Exercise
Collect each line holding the string "выплаты".

Data items:
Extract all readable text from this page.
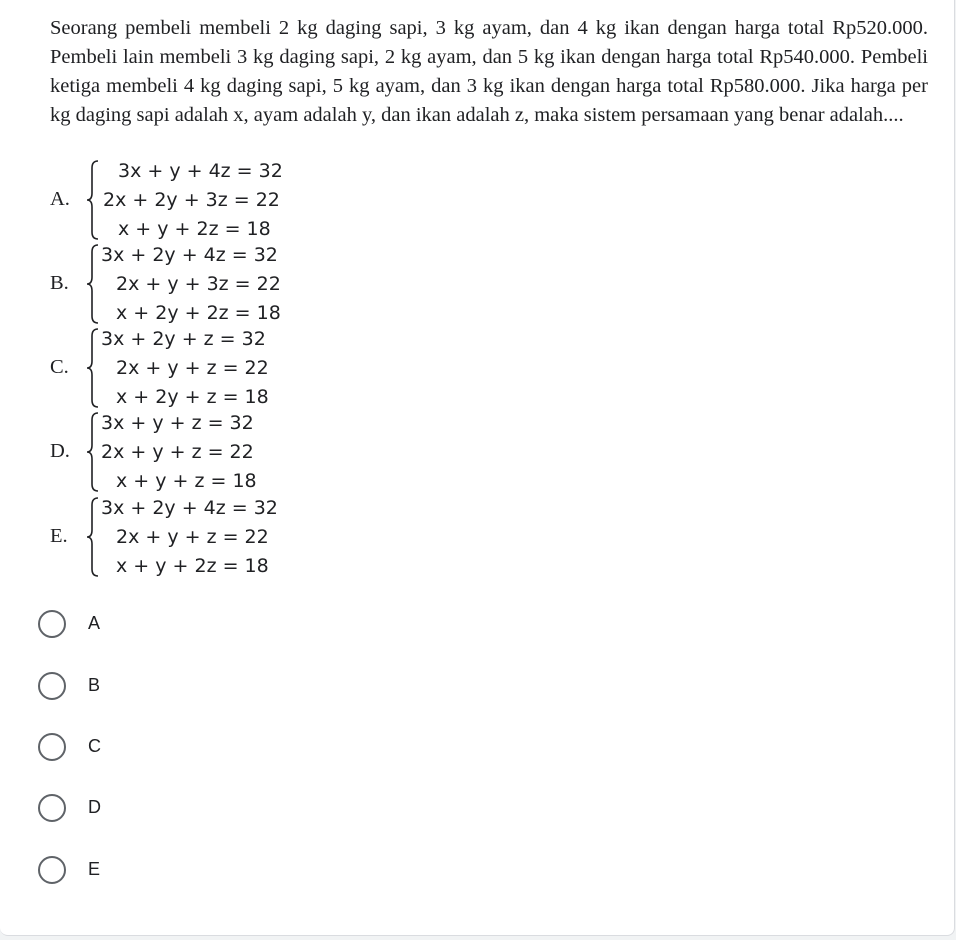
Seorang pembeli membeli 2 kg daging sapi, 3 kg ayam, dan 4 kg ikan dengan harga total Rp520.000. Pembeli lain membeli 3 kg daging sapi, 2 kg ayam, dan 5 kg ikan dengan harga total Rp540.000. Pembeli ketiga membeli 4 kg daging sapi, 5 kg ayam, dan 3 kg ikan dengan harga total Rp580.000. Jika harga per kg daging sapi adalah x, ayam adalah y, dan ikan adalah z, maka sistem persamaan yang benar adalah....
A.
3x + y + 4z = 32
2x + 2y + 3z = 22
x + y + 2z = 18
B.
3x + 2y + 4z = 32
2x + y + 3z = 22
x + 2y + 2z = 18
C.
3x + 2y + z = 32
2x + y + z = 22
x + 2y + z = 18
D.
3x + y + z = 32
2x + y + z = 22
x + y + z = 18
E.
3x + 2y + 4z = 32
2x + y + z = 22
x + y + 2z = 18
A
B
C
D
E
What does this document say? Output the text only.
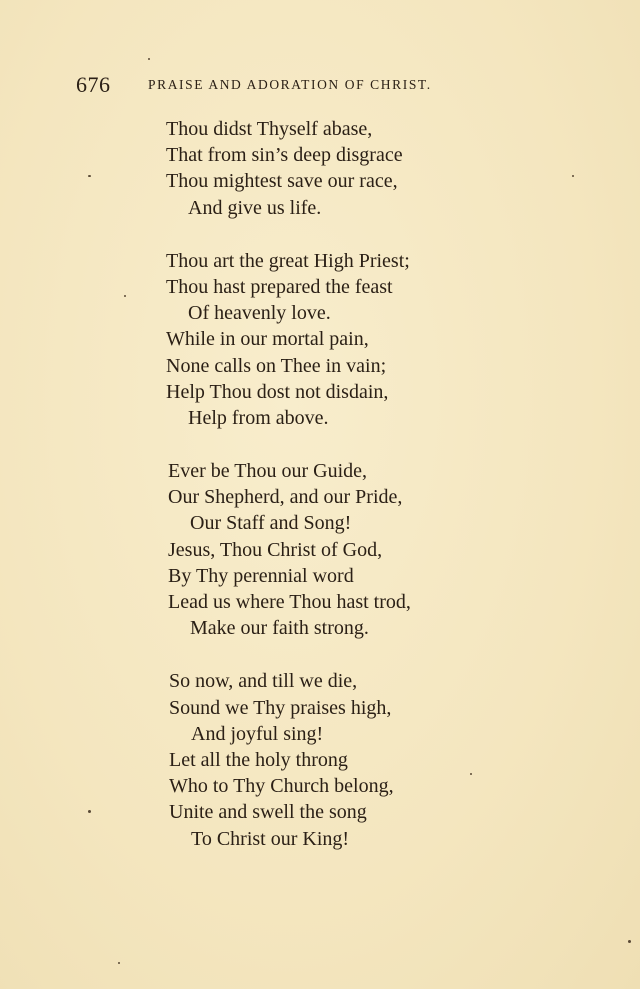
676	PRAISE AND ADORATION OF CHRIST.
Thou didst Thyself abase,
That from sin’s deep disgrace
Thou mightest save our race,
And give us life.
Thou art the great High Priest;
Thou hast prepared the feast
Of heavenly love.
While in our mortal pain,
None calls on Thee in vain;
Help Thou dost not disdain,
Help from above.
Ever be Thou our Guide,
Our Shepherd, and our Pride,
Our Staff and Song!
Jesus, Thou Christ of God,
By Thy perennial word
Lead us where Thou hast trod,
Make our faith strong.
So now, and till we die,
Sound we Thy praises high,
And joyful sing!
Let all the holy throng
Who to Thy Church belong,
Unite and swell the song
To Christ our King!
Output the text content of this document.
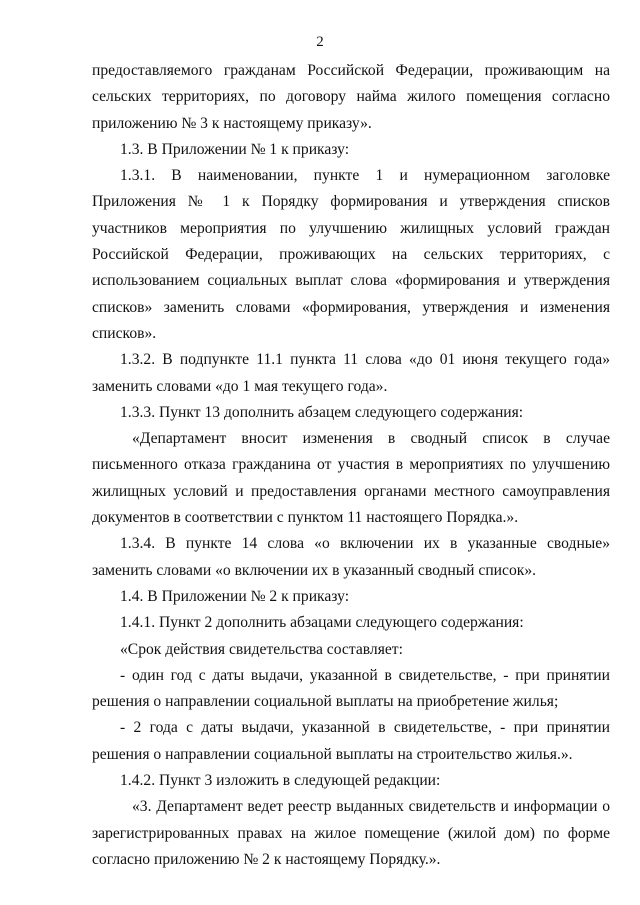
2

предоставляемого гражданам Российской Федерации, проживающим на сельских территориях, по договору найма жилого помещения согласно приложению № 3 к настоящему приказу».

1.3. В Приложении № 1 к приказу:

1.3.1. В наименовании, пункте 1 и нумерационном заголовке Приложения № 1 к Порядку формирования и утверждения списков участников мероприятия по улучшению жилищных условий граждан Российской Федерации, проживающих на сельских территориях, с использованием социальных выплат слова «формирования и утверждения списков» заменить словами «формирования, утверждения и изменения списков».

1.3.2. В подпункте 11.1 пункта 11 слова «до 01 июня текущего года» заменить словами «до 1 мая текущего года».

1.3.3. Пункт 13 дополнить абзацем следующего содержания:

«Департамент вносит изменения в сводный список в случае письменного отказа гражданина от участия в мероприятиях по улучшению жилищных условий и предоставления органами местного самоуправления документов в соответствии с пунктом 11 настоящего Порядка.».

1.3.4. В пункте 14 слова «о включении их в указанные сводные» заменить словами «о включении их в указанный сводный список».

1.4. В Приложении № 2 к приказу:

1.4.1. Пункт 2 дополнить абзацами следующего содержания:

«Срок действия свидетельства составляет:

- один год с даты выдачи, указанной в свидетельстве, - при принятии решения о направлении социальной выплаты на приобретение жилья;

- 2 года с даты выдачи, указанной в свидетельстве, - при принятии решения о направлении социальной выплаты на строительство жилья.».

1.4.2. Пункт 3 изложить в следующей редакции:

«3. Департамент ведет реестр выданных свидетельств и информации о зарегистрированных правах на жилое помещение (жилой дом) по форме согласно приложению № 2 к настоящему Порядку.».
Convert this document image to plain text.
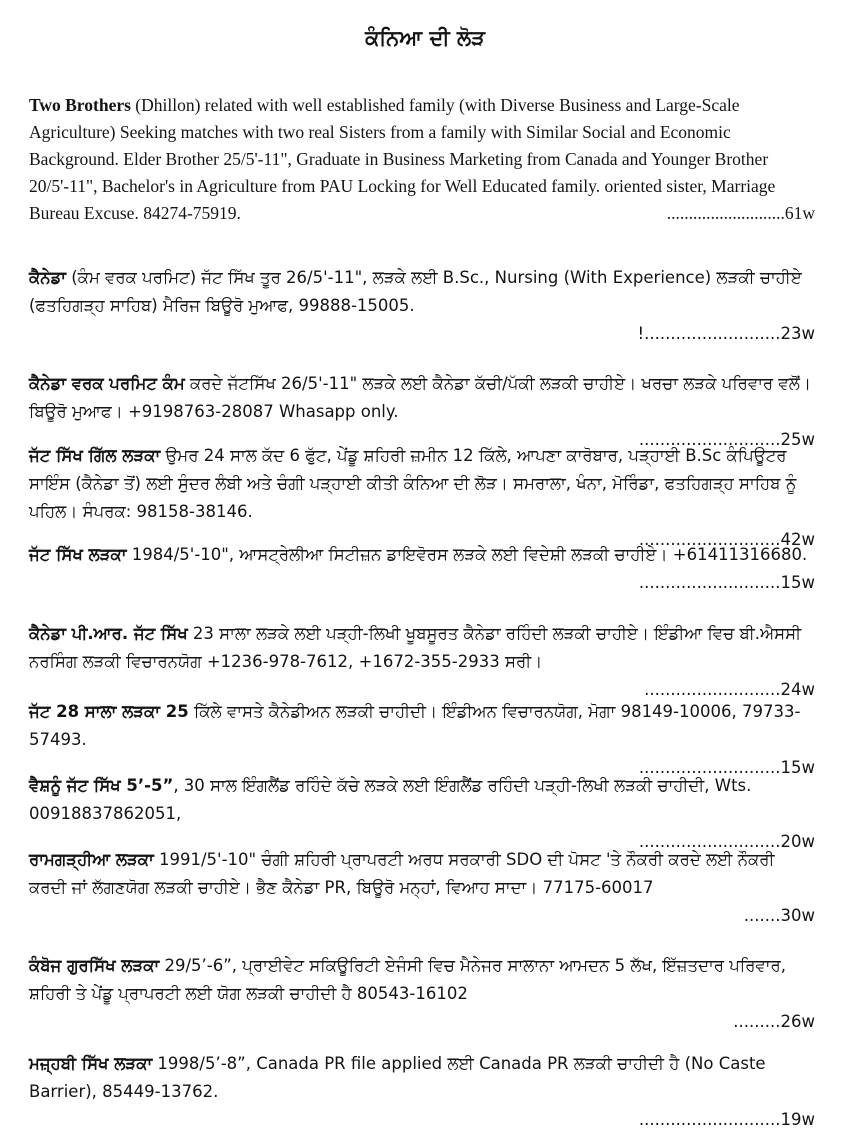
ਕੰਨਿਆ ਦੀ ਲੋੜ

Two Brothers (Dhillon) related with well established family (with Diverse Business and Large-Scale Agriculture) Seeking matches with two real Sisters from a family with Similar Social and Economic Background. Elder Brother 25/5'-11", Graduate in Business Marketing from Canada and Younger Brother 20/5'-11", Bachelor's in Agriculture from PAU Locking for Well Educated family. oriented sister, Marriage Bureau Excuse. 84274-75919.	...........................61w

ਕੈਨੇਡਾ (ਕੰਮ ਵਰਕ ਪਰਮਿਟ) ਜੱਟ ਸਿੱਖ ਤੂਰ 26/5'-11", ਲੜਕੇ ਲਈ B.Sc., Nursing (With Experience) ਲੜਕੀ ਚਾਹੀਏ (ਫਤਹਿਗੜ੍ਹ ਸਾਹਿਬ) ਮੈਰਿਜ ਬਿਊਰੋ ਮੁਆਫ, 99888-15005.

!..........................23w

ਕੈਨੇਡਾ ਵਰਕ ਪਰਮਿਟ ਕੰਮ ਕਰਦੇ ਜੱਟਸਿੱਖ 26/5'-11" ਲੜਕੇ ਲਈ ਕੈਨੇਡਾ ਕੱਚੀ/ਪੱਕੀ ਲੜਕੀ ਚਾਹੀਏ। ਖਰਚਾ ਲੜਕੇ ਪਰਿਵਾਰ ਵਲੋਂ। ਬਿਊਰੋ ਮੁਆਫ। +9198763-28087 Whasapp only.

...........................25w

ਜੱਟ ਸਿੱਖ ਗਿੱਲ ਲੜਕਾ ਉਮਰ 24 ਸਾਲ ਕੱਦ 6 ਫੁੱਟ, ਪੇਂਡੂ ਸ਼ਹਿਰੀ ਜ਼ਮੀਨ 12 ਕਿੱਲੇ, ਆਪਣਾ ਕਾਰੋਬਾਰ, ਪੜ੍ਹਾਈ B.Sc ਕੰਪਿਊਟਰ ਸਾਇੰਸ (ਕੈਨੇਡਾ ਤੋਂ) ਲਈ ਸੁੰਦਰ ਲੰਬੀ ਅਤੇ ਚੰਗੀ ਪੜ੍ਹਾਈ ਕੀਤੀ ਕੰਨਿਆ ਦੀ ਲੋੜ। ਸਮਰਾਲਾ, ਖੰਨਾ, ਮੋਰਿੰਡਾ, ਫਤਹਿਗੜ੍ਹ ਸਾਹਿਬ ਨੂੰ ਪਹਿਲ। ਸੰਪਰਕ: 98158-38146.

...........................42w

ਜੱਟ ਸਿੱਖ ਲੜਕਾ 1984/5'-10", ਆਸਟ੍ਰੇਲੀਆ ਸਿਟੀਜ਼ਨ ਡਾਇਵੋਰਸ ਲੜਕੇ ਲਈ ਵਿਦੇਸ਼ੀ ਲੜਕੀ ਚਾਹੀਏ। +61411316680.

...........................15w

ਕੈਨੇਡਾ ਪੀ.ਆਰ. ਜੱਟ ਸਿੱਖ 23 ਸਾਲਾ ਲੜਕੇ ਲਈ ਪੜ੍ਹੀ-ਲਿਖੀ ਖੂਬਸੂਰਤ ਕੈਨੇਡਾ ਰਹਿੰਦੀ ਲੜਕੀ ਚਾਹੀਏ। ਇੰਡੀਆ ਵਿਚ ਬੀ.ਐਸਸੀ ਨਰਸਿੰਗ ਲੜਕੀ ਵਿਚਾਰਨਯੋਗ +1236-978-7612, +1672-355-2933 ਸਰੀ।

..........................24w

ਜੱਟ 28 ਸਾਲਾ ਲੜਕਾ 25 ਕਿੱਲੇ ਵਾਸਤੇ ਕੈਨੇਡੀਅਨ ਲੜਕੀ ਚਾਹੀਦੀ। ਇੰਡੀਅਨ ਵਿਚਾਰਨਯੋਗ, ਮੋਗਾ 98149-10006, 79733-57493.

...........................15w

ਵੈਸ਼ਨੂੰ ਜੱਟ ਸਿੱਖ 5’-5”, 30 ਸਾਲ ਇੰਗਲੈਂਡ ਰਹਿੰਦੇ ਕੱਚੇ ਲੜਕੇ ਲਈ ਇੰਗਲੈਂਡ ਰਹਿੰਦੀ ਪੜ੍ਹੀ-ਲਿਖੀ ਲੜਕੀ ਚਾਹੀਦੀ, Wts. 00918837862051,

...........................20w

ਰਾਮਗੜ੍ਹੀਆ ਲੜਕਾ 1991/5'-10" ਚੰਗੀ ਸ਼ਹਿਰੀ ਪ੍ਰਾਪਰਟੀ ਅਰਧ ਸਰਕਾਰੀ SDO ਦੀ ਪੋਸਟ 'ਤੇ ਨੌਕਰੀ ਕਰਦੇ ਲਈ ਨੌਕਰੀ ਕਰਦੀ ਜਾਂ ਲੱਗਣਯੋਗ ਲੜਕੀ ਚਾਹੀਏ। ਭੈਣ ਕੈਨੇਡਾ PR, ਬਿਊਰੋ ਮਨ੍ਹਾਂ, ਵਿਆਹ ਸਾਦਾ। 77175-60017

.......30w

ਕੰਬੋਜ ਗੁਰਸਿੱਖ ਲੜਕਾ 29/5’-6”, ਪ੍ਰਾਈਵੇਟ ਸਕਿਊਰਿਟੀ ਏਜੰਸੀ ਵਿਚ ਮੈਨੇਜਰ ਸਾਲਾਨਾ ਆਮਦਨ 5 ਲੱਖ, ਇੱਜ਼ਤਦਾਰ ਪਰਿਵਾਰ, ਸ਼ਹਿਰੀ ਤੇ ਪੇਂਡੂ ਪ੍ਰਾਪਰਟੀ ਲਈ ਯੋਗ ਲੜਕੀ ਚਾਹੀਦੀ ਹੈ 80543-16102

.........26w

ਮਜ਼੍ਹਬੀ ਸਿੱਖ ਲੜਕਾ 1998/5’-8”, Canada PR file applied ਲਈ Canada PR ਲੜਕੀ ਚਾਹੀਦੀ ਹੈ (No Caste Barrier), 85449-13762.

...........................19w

Exercise response
- один год с даты выдачи, указанной в свидетельстве, - при принятии решения о направлении социальной выплаты на приобретение жилья;
- 2 года с даты выдачи, указанной в свидетельстве, - при принятии решения о направлении социальной выплаты на строительство жилья.».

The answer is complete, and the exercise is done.